Some records:

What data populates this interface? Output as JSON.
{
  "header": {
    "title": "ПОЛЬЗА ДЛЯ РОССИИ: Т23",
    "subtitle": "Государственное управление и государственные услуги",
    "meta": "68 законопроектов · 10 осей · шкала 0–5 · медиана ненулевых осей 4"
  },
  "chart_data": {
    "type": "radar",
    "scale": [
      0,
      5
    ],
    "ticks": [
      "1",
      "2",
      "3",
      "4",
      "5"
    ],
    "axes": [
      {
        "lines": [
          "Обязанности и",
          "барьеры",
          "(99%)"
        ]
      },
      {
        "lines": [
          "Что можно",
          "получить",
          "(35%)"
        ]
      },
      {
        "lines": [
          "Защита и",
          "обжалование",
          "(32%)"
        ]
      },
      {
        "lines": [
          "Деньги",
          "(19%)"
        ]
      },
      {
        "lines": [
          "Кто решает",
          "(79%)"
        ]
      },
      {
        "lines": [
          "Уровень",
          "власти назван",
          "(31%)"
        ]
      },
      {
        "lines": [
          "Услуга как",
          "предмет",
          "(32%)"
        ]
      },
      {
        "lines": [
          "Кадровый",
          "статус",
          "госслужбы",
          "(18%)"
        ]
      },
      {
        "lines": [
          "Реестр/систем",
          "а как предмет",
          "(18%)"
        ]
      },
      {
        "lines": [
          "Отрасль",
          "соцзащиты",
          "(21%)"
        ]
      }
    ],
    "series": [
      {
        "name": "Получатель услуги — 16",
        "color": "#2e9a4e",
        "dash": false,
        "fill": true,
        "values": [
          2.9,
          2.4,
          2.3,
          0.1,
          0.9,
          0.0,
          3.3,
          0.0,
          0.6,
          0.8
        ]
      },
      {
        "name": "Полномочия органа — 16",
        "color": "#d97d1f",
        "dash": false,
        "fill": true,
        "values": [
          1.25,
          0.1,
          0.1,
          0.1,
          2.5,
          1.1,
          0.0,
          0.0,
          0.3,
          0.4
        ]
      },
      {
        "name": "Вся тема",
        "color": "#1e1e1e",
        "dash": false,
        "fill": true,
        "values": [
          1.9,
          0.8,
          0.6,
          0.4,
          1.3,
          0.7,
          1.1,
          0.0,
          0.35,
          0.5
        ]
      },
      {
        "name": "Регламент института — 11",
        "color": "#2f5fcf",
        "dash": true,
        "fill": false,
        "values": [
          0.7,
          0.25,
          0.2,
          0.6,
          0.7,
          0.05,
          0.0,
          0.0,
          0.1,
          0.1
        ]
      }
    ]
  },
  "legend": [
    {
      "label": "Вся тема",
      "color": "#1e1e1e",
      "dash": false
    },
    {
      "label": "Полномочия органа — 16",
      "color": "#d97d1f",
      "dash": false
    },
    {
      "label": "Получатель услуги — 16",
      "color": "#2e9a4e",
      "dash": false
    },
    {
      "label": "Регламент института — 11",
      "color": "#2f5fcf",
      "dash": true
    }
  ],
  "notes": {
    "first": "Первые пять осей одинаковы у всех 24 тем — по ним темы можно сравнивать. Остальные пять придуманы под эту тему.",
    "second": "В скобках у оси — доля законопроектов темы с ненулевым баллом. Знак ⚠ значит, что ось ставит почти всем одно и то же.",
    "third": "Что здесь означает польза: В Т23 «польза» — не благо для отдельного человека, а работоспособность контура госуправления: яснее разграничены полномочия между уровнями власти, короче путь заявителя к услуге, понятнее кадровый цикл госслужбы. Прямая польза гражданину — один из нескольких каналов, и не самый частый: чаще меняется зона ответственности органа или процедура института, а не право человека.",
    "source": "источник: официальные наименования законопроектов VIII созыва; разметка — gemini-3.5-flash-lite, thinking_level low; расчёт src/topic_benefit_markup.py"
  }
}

■ **EXERCISE PROMPT**
Count the lines that include the word "label" and state the result as a bare number.

■ **ANSWER FOR THE TASK**
4